START

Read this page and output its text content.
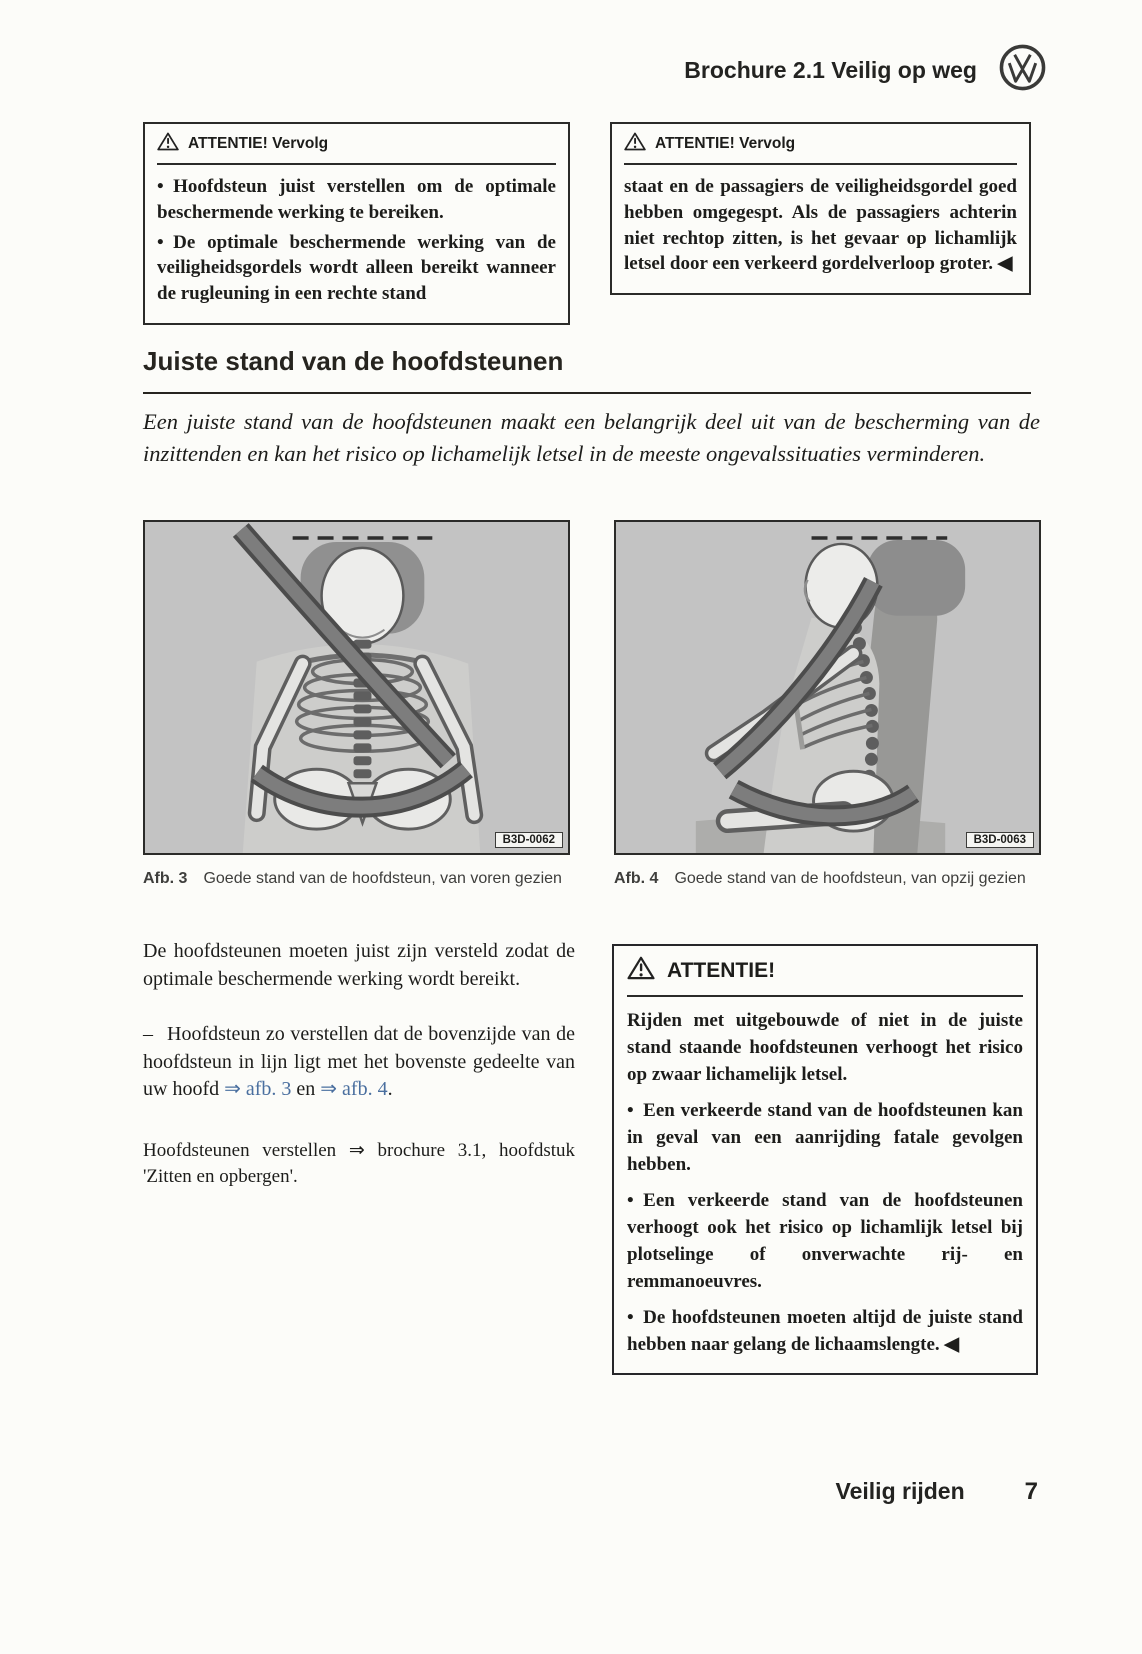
Brochure 2.1 Veilig op weg
ATTENTIE! Vervolg

• Hoofdsteun juist verstellen om de optimale beschermende werking te bereiken.

• De optimale beschermende werking van de veiligheidsgordels wordt alleen bereikt wanneer de rugleuning in een rechte stand

ATTENTIE! Vervolg

staat en de passagiers de veiligheidsgordel goed hebben omgegespt. Als de passagiers achterin niet rechtop zitten, is het gevaar op lichamlijk letsel door een verkeerd gordelverloop groter. ◀

Juiste stand van de hoofdsteunen
Een juiste stand van de hoofdsteunen maakt een belangrijk deel uit van de bescherming van de inzittenden en kan het risico op lichamelijk letsel in de meeste ongevalssituaties verminderen.
B3D-0062
Afb. 3 Goede stand van de hoofdsteun, van voren gezien
B3D-0063
Afb. 4 Goede stand van de hoofdsteun, van opzij gezien

De hoofdsteunen moeten juist zijn versteld zodat de optimale beschermende werking wordt bereikt.

– Hoofdsteun zo verstellen dat de bovenzijde van de hoofdsteun in lijn ligt met het bovenste gedeelte van uw hoofd ⇒ afb. 3 en ⇒ afb. 4.

Hoofdsteunen verstellen ⇒ brochure 3.1, hoofdstuk 'Zitten en opbergen'.

ATTENTIE!

Rijden met uitgebouwde of niet in de juiste stand staande hoofdsteunen verhoogt het risico op zwaar lichamelijk letsel.

• Een verkeerde stand van de hoofdsteunen kan in geval van een aanrijding fatale gevolgen hebben.

• Een verkeerde stand van de hoofdsteunen verhoogt ook het risico op lichamlijk letsel bij plotselinge of onverwachte rij- en remmanoeuvres.

• De hoofdsteunen moeten altijd de juiste stand hebben naar gelang de lichaamslengte. ◀

Veilig rijden	7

END

-- What you will do --
Go through the listing above and write it out again exactly, dropping the pictures.

-- Written response --
Read this page and output its text content.
Brochure 2.1 Veilig op weg
ATTENTIE! Vervolg

• Hoofdsteun juist verstellen om de optimale beschermende werking te bereiken.

• De optimale beschermende werking van de veiligheidsgordels wordt alleen bereikt wanneer de rugleuning in een rechte stand

ATTENTIE! Vervolg

staat en de passagiers de veiligheidsgordel goed hebben omgegespt. Als de passagiers achterin niet rechtop zitten, is het gevaar op lichamlijk letsel door een verkeerd gordelverloop groter. ◀

Juiste stand van de hoofdsteunen
Een juiste stand van de hoofdsteunen maakt een belangrijk deel uit van de bescherming van de inzittenden en kan het risico op lichamelijk letsel in de meeste ongevalssituaties verminderen.
B3D-0062
Afb. 3 Goede stand van de hoofdsteun, van voren gezien
B3D-0063
Afb. 4 Goede stand van de hoofdsteun, van opzij gezien

De hoofdsteunen moeten juist zijn versteld zodat de optimale beschermende werking wordt bereikt.

– Hoofdsteun zo verstellen dat de bovenzijde van de hoofdsteun in lijn ligt met het bovenste gedeelte van uw hoofd ⇒ afb. 3 en ⇒ afb. 4.

Hoofdsteunen verstellen ⇒ brochure 3.1, hoofdstuk 'Zitten en opbergen'.

ATTENTIE!

Rijden met uitgebouwde of niet in de juiste stand staande hoofdsteunen verhoogt het risico op zwaar lichamelijk letsel.

• Een verkeerde stand van de hoofdsteunen kan in geval van een aanrijding fatale gevolgen hebben.

• Een verkeerde stand van de hoofdsteunen verhoogt ook het risico op lichamlijk letsel bij plotselinge of onverwachte rij- en remmanoeuvres.

• De hoofdsteunen moeten altijd de juiste stand hebben naar gelang de lichaamslengte. ◀

Veilig rijden	7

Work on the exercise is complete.